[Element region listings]

****************************************

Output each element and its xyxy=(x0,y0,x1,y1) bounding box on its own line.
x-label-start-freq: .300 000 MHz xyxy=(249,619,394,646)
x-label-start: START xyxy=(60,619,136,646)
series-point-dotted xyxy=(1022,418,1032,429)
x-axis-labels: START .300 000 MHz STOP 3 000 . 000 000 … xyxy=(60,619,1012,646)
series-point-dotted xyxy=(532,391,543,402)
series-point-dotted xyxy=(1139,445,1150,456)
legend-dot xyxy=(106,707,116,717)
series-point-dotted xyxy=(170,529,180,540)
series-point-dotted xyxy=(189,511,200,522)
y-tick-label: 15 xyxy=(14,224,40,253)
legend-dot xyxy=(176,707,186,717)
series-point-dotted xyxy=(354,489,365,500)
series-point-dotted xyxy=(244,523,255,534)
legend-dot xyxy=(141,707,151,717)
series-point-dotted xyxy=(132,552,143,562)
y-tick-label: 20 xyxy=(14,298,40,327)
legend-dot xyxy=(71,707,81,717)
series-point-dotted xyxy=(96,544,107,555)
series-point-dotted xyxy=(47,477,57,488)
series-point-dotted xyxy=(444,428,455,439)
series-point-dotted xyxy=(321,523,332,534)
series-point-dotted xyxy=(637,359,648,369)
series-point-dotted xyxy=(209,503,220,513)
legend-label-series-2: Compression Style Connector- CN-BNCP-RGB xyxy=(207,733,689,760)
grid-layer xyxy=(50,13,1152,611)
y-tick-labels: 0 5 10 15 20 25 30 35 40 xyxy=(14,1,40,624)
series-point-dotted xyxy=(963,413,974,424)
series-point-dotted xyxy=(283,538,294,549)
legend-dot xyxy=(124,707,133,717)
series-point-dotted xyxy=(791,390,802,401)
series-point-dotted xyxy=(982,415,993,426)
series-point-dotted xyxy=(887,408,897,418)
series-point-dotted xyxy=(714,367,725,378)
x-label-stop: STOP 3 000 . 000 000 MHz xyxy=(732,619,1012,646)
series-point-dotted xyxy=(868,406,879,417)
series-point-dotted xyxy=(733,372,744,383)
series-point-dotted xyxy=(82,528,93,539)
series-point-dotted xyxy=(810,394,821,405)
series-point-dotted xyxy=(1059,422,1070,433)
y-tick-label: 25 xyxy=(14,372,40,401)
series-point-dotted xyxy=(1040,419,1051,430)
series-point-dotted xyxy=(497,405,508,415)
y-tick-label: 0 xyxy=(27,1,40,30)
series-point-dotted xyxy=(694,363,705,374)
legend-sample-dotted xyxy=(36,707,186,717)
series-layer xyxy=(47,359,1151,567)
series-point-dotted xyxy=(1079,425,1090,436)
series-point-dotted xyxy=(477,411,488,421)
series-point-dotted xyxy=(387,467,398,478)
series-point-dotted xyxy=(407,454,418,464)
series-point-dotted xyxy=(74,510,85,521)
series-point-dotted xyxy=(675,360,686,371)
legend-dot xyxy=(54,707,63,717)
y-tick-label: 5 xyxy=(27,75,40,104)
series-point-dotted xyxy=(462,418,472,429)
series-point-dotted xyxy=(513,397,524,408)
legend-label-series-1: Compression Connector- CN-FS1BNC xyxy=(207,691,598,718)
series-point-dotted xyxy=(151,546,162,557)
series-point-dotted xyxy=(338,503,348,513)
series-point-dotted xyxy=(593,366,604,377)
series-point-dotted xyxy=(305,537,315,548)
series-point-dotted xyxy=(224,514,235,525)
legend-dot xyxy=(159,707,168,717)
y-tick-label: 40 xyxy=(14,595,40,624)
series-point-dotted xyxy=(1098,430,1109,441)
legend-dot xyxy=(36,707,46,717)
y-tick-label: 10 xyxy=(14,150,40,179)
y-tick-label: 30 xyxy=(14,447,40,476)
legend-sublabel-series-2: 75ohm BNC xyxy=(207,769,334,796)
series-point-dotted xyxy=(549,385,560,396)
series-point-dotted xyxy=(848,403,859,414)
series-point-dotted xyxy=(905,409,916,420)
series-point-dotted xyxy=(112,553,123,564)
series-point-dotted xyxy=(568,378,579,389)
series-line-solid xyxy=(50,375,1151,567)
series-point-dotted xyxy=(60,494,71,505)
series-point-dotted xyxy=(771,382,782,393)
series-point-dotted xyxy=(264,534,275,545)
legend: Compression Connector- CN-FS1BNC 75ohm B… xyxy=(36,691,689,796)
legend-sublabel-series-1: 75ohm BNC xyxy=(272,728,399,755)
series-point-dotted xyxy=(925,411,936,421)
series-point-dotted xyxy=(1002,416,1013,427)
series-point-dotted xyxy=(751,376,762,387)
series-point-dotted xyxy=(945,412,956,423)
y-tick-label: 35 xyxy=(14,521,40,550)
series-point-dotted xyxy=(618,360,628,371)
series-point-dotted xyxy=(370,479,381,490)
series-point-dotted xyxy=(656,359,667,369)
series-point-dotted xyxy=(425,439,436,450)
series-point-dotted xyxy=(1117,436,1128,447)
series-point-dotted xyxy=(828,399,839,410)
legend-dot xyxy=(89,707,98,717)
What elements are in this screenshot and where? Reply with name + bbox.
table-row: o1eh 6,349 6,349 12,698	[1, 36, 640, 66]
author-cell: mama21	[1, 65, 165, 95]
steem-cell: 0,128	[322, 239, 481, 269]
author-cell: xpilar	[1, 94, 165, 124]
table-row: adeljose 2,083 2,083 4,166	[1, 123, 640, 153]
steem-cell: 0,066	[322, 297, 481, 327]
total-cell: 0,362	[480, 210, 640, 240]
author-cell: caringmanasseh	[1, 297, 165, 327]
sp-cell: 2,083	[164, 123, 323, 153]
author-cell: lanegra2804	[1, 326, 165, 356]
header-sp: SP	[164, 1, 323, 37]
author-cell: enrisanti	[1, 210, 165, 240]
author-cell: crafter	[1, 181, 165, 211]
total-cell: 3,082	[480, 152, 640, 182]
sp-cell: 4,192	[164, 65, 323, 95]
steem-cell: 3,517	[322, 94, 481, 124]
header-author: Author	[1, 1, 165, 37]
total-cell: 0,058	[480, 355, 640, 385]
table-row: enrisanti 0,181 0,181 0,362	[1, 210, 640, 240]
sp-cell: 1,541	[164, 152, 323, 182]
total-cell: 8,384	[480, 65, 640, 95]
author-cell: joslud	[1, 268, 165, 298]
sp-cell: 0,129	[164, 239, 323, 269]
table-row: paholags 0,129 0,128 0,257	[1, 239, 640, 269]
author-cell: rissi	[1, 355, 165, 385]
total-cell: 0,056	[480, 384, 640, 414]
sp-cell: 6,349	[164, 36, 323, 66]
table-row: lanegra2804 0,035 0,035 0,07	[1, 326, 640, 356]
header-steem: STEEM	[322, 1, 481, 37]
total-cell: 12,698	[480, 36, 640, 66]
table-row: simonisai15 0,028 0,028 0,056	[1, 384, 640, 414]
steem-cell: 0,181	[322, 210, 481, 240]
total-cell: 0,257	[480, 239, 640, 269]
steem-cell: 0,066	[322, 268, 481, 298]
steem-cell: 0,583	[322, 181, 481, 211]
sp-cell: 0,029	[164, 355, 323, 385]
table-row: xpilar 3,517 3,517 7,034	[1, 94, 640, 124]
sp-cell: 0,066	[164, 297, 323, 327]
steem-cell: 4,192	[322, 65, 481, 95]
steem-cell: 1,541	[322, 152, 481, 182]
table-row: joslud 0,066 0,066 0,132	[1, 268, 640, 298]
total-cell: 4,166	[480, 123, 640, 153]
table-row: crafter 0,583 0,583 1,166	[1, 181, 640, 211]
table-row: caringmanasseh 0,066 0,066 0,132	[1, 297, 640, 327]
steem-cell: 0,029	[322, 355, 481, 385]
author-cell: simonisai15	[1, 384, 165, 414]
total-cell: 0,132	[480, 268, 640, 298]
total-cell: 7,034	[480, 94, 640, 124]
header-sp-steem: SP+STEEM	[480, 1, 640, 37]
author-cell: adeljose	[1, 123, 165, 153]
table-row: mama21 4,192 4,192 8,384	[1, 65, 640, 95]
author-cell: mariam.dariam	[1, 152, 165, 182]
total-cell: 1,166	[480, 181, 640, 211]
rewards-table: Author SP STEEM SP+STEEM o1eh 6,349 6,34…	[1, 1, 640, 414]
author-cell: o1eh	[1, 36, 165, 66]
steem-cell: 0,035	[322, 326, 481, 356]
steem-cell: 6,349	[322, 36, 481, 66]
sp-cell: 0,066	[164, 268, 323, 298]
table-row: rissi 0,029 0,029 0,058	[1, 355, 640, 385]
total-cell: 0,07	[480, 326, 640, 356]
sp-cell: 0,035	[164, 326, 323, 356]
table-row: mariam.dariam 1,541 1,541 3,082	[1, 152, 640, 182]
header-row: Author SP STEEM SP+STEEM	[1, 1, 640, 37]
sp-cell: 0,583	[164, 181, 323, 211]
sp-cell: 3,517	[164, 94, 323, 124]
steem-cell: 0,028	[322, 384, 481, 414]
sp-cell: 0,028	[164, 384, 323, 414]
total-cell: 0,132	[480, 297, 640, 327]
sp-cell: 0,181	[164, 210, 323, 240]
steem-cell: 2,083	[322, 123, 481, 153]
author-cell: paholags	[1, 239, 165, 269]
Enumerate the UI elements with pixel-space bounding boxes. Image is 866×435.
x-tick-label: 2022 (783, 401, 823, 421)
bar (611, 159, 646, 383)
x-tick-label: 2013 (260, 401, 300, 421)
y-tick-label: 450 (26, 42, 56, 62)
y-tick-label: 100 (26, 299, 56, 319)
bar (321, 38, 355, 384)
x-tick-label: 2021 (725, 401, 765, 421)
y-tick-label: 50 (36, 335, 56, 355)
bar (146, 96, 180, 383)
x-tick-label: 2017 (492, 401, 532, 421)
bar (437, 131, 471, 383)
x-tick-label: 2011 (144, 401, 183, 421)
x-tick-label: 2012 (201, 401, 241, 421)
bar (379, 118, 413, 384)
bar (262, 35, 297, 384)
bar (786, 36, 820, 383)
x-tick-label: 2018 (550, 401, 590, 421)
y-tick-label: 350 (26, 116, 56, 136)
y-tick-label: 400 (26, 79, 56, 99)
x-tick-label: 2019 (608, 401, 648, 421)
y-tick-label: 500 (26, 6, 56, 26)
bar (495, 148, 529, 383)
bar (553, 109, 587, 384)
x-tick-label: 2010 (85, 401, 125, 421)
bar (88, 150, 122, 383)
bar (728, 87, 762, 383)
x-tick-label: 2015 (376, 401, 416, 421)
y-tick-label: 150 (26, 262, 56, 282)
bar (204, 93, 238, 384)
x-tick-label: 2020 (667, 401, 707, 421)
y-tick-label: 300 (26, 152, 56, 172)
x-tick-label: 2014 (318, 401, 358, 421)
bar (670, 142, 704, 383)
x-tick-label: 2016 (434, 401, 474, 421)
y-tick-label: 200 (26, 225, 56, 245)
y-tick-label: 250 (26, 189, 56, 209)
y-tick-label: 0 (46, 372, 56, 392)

****************************************

## TASK INSTRUCTIONS
Please turn the lines from the start of the records through the line containing "x-axis-labels: START .300" into a numbered list, leaving out any blank lines.

## RESPONSE TO THE TASK
1. Output each element and its xyxy=(x0,y0,x1,y1) bounding box on its own line.
2. x-label-start-freq: .300 000 MHz xyxy=(249,619,394,646)
3. x-label-start: START xyxy=(60,619,136,646)
4. series-point-dotted xyxy=(1022,418,1032,429)
5. x-axis-labels: START .300 000 MHz STOP 3 000 . 000 000 … xyxy=(60,619,1012,646)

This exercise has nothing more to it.